TEXT EXCERPT:
# # #

To 100 parts by weight of the chlorinated polyethylene were added 0.5 part by weight of stabilizer and 1 part by weight of lubricant to prepared a compound, which was then kneaded with heat rolls and thereafter made into a sheet. Subsequently, a portion of the sheet was formed into a 2-mm-thick sheet by a heat press. The sheet was 83°C in softening point, 190 kg/cm2 in tensile strength, 420% in tensile elongation, 0.2×102 kg/cm2 in tensile elastic modulus 100 and 19 kV/mm in insulation breakdown voltage.
To 100 parts of the above chlorinated polyethylene were added 6 parts by weight of titanium oxide, 30 parts by weight of heavy calcium carbonate, 1 part by weight of lubricant and 0.5 part by weight of stabilizer to obtain a compound, which was then kneaded with heat rolls and thereafter made into a sheet. The sheet was further made into pellets by a pelletizer, and the pellets were dissolved in toluene to obtain a solution having a concentration of 30 wt. %. To the solution were added 0.5 part by weight of a vulcanizing agent ("OF-100," product of Osaka Soda Co., Ltd.) and 1 part by weight of a vulcanization accelerator ("M-181," product of Osaka Soda Co., Ltd.) per 100 parts by weight of the pelletized material to prepare a coating composition.
A plain weave fabric (71 warps/inch, 65 wefts/inch, 85 g/m2 in weight) made of cotton only was treated with starch on its rear side to close the openings, then leveled, coated over the front side thereof with the coating composition twice and dried by heating. A sheet of tissue paper (weighing 40 g/m2) was laminated to the rear side of the coated sheet with a vinyl acetate adhesive to obtain a nontacky flexible sheet having a white front surface and lined with the paper.
The sheet thus prepared was 0.18 mm in thickness, 152 g/m2 in weight, 40 g/m2 in the weight of the coating and 6.8 kV/mm in insulation breakdown voltage. For reference, the PPC paper for electrostatic printers (NP5540) of Canon Inc. is 5.4 kV/mm in insulation breakdown voltage.
The printing sheet was cut to specified sizes (JIS B-5, JIS B-4 and DIN A-4), and a three-color image was printed on the cut sheets using an offset press (product of Roland), with the surface of the resin coating serving as the printing surface, giving color prints with sharp details. The prints were satisfactory and fully comparable to usual PPC paper prints.

# # #

STORED ROWS:

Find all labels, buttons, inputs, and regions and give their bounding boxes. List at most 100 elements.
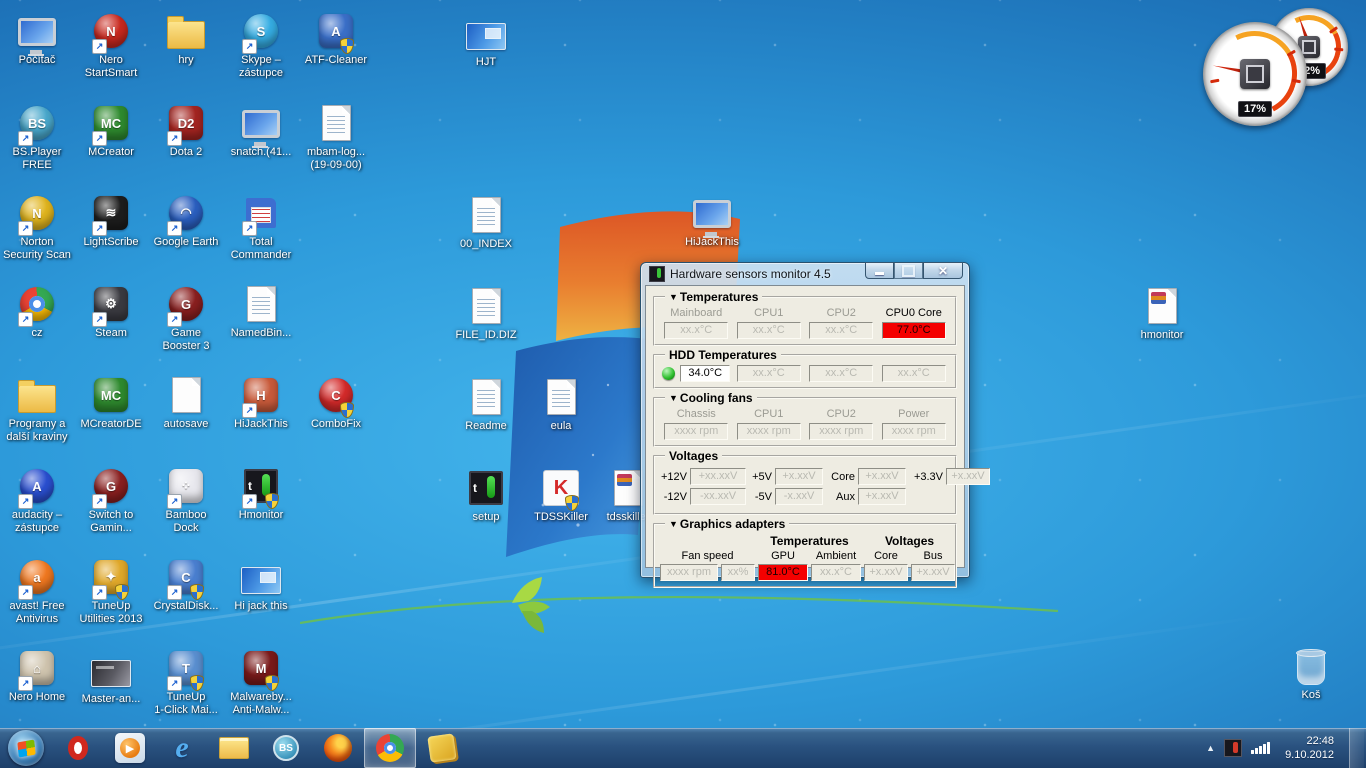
desktop-icon-hmonitor-app[interactable]: t ↗ Hmonitor [213, 465, 309, 522]
icon-art: ↗ [17, 374, 57, 416]
desktop-icon-total-commander[interactable]: ↗ Total Commander [213, 192, 309, 262]
shortcut-arrow-icon: ↗ [167, 676, 182, 691]
desktop-icon-namedbin[interactable]: ↗ NamedBin... [213, 283, 309, 340]
desktop-icon-hijackthis-installer[interactable]: ↗ HiJackThis [664, 192, 760, 249]
icon-art: ↗ [1291, 645, 1331, 687]
shortcut-arrow-icon: ↗ [92, 39, 107, 54]
temperatures-header[interactable]: ▼Temperatures [665, 290, 762, 304]
desktop-icon-hmonitor-archive[interactable]: ↗ hmonitor [1114, 285, 1210, 342]
taskbar-items [0, 728, 468, 768]
icon-art: ↗ [241, 556, 281, 598]
hdd-temperatures-group: HDD Temperatures 34.0°C xx.x°C xx.x°C xx… [653, 354, 957, 389]
desktop-icon-mbam-log[interactable]: ↗ mbam-log... (19-09-00) [288, 102, 384, 172]
desktop-icon-hjt[interactable]: ↗ HJT [438, 12, 534, 69]
shortcut-arrow-icon: ↗ [92, 585, 107, 600]
icon-art: ↗ [466, 194, 506, 236]
show-desktop-button[interactable] [1349, 728, 1364, 768]
icon-art: ↗ [541, 376, 581, 418]
cpu2-temp-value: xx.x°C [809, 322, 873, 339]
minimize-icon [875, 272, 884, 275]
maximize-button[interactable] [894, 262, 923, 279]
icon-glyph [1291, 645, 1331, 687]
cpu-meter-gadget[interactable]: 17% [1203, 22, 1307, 126]
mainboard-temp-value: xx.x°C [664, 322, 728, 339]
taskbar-chrome[interactable] [364, 728, 416, 768]
taskbar-item-icon [375, 733, 405, 763]
icon-glyph [166, 374, 206, 416]
desktop-icon-hi-jack-this[interactable]: ↗ Hi jack this [213, 556, 309, 613]
icon-art: A ↗ [17, 465, 57, 507]
hdd2-temp-value: xx.x°C [737, 365, 801, 382]
app-chip-icon [649, 266, 665, 282]
system-tray: ▲ 22:48 9.10.2012 [1206, 728, 1366, 768]
gpu-temp-value: 81.0°C [758, 564, 808, 581]
icon-art: N ↗ [91, 10, 131, 52]
taskbar-windows-explorer[interactable] [208, 728, 260, 768]
gfx-voltages-header: Voltages [864, 534, 955, 548]
icon-art: ↗ [466, 12, 506, 54]
desktop-icon-atf-cleaner[interactable]: A ↗ ATF-Cleaner [288, 10, 384, 67]
icon-art: ⚙ ↗ [91, 283, 131, 325]
col-cpu2: CPU2 [805, 307, 878, 319]
title-bar[interactable]: Hardware sensors monitor 4.5 ✕ [645, 263, 965, 285]
close-button[interactable]: ✕ [923, 262, 963, 279]
desktop-icon-eula[interactable]: ↗ eula [513, 376, 609, 433]
cpu-percent: 17% [1238, 101, 1272, 117]
icon-art: G ↗ [91, 465, 131, 507]
taskbar-tuneup[interactable] [416, 728, 468, 768]
shortcut-arrow-icon: ↗ [18, 312, 33, 327]
graphics-adapters-header[interactable]: ▼Graphics adapters [665, 517, 789, 531]
desktop-icon-malwarebytes[interactable]: M ↗ Malwareby... Anti-Malw... [213, 647, 309, 717]
icon-label: Hi jack this [213, 600, 309, 613]
shortcut-arrow-icon: ↗ [167, 221, 182, 236]
icon-label: HiJackThis [664, 236, 760, 249]
label-plus5v: +5V [750, 471, 775, 483]
icon-art: A ↗ [316, 10, 356, 52]
desktop-icon-combofix[interactable]: C ↗ ComboFix [288, 374, 384, 431]
icon-glyph [241, 283, 281, 325]
taskbar-bsplayer[interactable] [260, 728, 312, 768]
taskbar-item-icon [8, 730, 44, 766]
desktop-icon-kos[interactable]: ↗ Koš [1263, 645, 1359, 702]
minimize-button[interactable] [865, 262, 894, 279]
cooling-fans-header[interactable]: ▼Cooling fans [665, 391, 757, 405]
col-mainboard: Mainboard [660, 307, 733, 319]
hmonitor-tray-icon[interactable] [1224, 739, 1242, 757]
tray-date: 9.10.2012 [1285, 748, 1334, 762]
show-hidden-icons-button[interactable]: ▲ [1206, 743, 1215, 753]
icon-label: NamedBin... [213, 327, 309, 340]
window-title: Hardware sensors monitor 4.5 [670, 267, 831, 281]
tray-clock[interactable]: 22:48 9.10.2012 [1279, 734, 1340, 762]
shortcut-arrow-icon: ↗ [92, 494, 107, 509]
icon-art: a ↗ [17, 556, 57, 598]
network-signal-icon[interactable] [1251, 742, 1270, 754]
icon-art: MC ↗ [91, 374, 131, 416]
icon-art: t ↗ [241, 465, 281, 507]
taskbar-internet-explorer[interactable] [156, 728, 208, 768]
desktop-icon-file-id-diz[interactable]: ↗ FILE_ID.DIZ [438, 285, 534, 342]
taskbar-windows-media-player[interactable] [104, 728, 156, 768]
taskbar-firefox[interactable] [312, 728, 364, 768]
icon-glyph [241, 556, 281, 598]
taskbar-opera[interactable] [52, 728, 104, 768]
desktop-icon-00-index[interactable]: ↗ 00_INDEX [438, 194, 534, 251]
tray-time: 22:48 [1285, 734, 1334, 748]
desktop-screen: ↗ Počítač N ↗ Nero StartSmart ↗ hry [0, 0, 1366, 768]
graphics-adapters-group: ▼Graphics adapters Temperatures Voltages… [653, 523, 957, 588]
icon-art: S ↗ [241, 10, 281, 52]
col-cpu0-core: CPU0 Core [878, 307, 951, 319]
cooling-fans-group: ▼Cooling fans Chassis CPU1 CPU2 Power xx… [653, 397, 957, 447]
icon-label: 00_INDEX [438, 238, 534, 251]
icon-label: HJT [438, 56, 534, 69]
icon-art: C ↗ [166, 556, 206, 598]
shortcut-arrow-icon: ↗ [18, 494, 33, 509]
col-cpu1: CPU1 [733, 307, 806, 319]
icon-art: D2 ↗ [166, 102, 206, 144]
icon-glyph [466, 12, 506, 54]
icon-glyph [466, 376, 506, 418]
icon-art: ↗ [316, 102, 356, 144]
taskbar-start-button[interactable] [0, 728, 52, 768]
icon-label: hmonitor [1114, 329, 1210, 342]
hardware-sensors-monitor-window: Hardware sensors monitor 4.5 ✕ ▼Temperat… [640, 262, 970, 578]
label-aux: Aux [827, 491, 858, 503]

# # #

PROBLEMS TO SOLVE:
1. Say whether each statement agrees with the excerpt on the coated printing sheet. Answer yes or no for each, and quote the deciding words from the excerpt.
(a) The coating composition was applied to the front side of the cotton fabric twice.
(b) The tissue paper was laminated to the front side of the coated sheet.
(c) The finished sheet had a lower insulation breakdown voltage than the Canon PPC paper.
2. Extend the excerpt on the chlorinated polyethylene printing sheet, starting after its last sentence.

ANSWER LIST:
1.
(a) Yes: "coated over the front side thereof with the coating composition twice"
(b) No: "laminated to the rear side of the coated sheet with a vinyl acetate adhesive"
(c) No: "6.8 kV/mm in insulation breakdown voltage" for the sheet, while the Canon paper "is 5.4 kV/mm in insulation breakdown voltage"

2.
The print was crumpled, but the sheet itself remained free of breakage. The print was immersed in water or hot water for 1 month, but the printed image remained free of discoloration or dislodgement. The creases created by crumpling were removable to restore the print to the original state.
Printing sheets were prepared in the same manner as in Example 6. A colorful flower pattern or illustration in the three colors of blue, yellow and red was photogravured on the resin coating of the sheets by a high-speed rotary press under the same conditions as used for usual gravure paper, whereby excellent prints were obtained.
When the printing sheet was heat-treated with heat press rolls and thereby given improved surface smoothness before gravure printing conducted in the same manner as above, a beautiful print was obtained with a glossy surface.
Printing sheets were prepared in the same manner as in Example 6 and used for hot stamping with a metal plate bearing the characters of the name of a company and a pattern. The hot stamping operation was conducted using gold and silver foils (products of Murata Kinpakusha for use with polyvinyl chloride) and a hot stamping press (Model VB-3, product of Taihei Kogyo Co., Ltd.) The prints obtained were subjected to a lattice pattern cutting test (JIS GO202) with a cellophane adhesive tape and thereby checked for the adhesion of the printed image. The test result was 100/100. The print was immersed in water for 1 month and thereafter weathered for 1 month but exhibited no changes.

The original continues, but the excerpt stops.